Examine the material below. Gather every line in which the string "shadow" appears.

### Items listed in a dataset
+ + + +
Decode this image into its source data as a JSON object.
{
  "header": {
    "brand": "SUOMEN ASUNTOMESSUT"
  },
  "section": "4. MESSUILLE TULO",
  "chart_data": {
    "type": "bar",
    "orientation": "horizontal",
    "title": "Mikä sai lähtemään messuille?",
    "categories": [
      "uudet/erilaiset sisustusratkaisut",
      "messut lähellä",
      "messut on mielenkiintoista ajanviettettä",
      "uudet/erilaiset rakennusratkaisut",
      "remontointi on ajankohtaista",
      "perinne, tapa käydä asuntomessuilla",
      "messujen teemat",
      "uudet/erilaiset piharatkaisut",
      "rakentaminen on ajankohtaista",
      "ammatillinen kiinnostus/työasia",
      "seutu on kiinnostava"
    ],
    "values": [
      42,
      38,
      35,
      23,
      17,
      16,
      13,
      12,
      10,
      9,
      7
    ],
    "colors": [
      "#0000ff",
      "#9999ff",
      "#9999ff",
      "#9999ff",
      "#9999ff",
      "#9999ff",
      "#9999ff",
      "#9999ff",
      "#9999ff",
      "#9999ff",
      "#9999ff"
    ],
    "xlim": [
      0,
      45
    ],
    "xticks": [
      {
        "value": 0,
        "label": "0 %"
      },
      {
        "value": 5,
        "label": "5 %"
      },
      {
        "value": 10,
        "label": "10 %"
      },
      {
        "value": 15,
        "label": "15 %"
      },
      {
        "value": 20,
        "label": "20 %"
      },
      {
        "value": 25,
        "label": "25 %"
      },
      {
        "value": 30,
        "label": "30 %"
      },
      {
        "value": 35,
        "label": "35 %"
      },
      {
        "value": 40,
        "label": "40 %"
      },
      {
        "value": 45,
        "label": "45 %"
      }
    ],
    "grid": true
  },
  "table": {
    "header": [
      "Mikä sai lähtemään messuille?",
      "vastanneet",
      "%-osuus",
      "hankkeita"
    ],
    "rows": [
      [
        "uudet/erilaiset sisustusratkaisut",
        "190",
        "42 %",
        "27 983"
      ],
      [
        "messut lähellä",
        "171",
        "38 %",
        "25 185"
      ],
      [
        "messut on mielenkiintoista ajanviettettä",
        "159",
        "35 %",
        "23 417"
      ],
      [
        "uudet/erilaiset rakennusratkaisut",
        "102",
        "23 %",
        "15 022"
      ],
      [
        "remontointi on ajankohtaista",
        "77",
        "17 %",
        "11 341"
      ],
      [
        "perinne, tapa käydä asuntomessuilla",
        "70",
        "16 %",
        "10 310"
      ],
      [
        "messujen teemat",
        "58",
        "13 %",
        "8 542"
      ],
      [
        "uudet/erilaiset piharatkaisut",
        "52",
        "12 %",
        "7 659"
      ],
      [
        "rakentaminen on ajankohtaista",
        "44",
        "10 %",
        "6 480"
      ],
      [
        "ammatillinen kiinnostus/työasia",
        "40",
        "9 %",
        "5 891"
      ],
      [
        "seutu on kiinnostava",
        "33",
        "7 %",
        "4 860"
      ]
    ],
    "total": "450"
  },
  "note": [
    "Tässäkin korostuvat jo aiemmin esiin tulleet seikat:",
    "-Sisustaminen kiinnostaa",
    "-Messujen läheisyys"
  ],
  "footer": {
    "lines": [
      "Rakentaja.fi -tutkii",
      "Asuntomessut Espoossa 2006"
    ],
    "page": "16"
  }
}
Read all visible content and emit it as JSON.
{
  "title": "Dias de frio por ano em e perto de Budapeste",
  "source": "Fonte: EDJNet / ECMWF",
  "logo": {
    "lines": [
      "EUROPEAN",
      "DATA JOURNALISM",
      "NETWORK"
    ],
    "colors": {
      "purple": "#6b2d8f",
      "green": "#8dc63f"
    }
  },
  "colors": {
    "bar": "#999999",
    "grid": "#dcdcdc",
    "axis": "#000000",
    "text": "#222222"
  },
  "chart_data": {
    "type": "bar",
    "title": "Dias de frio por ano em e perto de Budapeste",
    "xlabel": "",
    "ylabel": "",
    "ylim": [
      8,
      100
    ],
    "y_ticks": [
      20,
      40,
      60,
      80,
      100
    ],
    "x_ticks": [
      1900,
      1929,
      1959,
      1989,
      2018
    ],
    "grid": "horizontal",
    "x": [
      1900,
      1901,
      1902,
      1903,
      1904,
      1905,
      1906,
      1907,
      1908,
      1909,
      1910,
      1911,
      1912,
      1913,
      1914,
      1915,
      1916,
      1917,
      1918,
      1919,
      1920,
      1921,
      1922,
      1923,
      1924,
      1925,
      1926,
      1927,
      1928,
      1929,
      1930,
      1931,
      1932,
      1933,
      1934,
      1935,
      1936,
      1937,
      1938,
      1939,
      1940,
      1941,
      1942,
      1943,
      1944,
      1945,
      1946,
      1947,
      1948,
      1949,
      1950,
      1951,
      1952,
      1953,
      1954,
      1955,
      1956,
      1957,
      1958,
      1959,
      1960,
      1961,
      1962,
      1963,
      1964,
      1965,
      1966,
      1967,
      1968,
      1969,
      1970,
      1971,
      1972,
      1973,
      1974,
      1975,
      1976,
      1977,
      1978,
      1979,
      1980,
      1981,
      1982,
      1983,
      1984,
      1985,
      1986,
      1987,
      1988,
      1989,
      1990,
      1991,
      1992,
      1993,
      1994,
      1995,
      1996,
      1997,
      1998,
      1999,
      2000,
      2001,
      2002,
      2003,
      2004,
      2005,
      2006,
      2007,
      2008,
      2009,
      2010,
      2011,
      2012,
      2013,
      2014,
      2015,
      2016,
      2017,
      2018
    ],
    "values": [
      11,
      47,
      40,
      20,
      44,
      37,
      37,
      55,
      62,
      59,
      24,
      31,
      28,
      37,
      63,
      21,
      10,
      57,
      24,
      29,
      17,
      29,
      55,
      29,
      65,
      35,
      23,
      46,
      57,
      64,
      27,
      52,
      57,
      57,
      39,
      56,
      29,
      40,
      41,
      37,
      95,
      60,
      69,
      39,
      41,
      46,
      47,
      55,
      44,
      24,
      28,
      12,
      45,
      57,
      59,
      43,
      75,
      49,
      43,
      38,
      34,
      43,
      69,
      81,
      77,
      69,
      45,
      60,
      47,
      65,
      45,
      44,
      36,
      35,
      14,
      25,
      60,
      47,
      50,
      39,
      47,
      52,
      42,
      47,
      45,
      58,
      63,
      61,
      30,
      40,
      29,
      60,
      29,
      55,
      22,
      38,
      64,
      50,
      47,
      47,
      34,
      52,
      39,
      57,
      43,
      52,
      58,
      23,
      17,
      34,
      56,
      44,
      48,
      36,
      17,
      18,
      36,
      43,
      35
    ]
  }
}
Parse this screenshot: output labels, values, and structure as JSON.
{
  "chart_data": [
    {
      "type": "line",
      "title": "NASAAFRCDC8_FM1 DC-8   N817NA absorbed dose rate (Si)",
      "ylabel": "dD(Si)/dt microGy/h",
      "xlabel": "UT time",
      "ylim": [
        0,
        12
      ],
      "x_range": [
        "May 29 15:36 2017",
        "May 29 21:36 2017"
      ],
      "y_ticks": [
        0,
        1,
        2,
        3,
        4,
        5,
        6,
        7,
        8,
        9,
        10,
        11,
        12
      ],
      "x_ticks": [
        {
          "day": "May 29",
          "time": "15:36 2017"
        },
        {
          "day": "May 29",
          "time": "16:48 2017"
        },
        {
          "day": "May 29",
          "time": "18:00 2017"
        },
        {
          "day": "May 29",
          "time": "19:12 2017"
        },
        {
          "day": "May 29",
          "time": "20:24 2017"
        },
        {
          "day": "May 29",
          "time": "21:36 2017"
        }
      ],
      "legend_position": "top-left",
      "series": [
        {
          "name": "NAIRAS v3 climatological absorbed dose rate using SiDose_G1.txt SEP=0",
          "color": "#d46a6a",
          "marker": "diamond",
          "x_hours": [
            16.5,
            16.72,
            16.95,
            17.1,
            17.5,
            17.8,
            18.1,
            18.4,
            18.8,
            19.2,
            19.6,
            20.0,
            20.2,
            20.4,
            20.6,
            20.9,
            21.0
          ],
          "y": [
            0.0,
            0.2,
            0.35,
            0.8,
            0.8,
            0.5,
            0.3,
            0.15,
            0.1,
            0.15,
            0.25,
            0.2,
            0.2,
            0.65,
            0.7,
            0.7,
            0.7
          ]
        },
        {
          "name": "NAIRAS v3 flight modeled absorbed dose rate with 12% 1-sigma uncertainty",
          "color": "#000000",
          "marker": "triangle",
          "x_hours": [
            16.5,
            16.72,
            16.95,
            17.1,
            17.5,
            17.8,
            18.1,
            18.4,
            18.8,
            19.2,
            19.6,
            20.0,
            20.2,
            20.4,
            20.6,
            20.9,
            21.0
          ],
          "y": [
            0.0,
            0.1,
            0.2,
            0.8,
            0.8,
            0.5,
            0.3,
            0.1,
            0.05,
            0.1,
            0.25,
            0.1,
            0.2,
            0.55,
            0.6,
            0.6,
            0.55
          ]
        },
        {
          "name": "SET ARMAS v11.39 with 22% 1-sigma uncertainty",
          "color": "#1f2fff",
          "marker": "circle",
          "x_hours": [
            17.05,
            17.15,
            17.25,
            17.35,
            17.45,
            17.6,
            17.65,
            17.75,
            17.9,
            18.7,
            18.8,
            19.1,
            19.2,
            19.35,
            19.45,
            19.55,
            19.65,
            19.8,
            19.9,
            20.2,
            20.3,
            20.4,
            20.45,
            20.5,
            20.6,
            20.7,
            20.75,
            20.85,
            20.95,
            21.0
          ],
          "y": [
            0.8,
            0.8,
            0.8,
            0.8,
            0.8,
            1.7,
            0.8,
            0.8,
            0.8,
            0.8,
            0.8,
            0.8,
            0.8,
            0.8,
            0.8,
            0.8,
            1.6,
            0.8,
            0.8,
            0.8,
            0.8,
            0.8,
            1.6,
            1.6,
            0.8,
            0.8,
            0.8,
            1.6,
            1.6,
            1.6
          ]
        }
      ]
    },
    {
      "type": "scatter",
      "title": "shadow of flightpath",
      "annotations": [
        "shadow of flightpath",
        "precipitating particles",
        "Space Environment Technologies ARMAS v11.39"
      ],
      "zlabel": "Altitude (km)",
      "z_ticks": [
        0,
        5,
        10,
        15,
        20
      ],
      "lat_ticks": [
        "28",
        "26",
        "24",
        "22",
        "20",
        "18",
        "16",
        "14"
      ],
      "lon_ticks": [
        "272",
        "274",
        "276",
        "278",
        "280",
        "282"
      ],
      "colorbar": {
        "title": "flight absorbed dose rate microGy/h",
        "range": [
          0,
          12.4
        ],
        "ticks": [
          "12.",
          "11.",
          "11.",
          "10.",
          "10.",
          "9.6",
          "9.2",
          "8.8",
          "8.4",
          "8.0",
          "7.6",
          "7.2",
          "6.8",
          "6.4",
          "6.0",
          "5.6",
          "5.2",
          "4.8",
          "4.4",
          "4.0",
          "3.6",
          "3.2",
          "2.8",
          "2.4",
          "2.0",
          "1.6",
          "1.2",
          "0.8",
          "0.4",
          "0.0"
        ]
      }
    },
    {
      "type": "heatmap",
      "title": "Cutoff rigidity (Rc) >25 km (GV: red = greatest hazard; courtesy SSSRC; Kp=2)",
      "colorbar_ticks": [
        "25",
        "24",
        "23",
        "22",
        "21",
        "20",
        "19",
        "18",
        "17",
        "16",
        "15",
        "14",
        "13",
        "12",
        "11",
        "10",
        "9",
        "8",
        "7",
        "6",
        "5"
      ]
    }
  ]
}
+ + + +
### SOLUTION BELOW
      "title": "shadow of flightpath",
        "shadow of flightpath",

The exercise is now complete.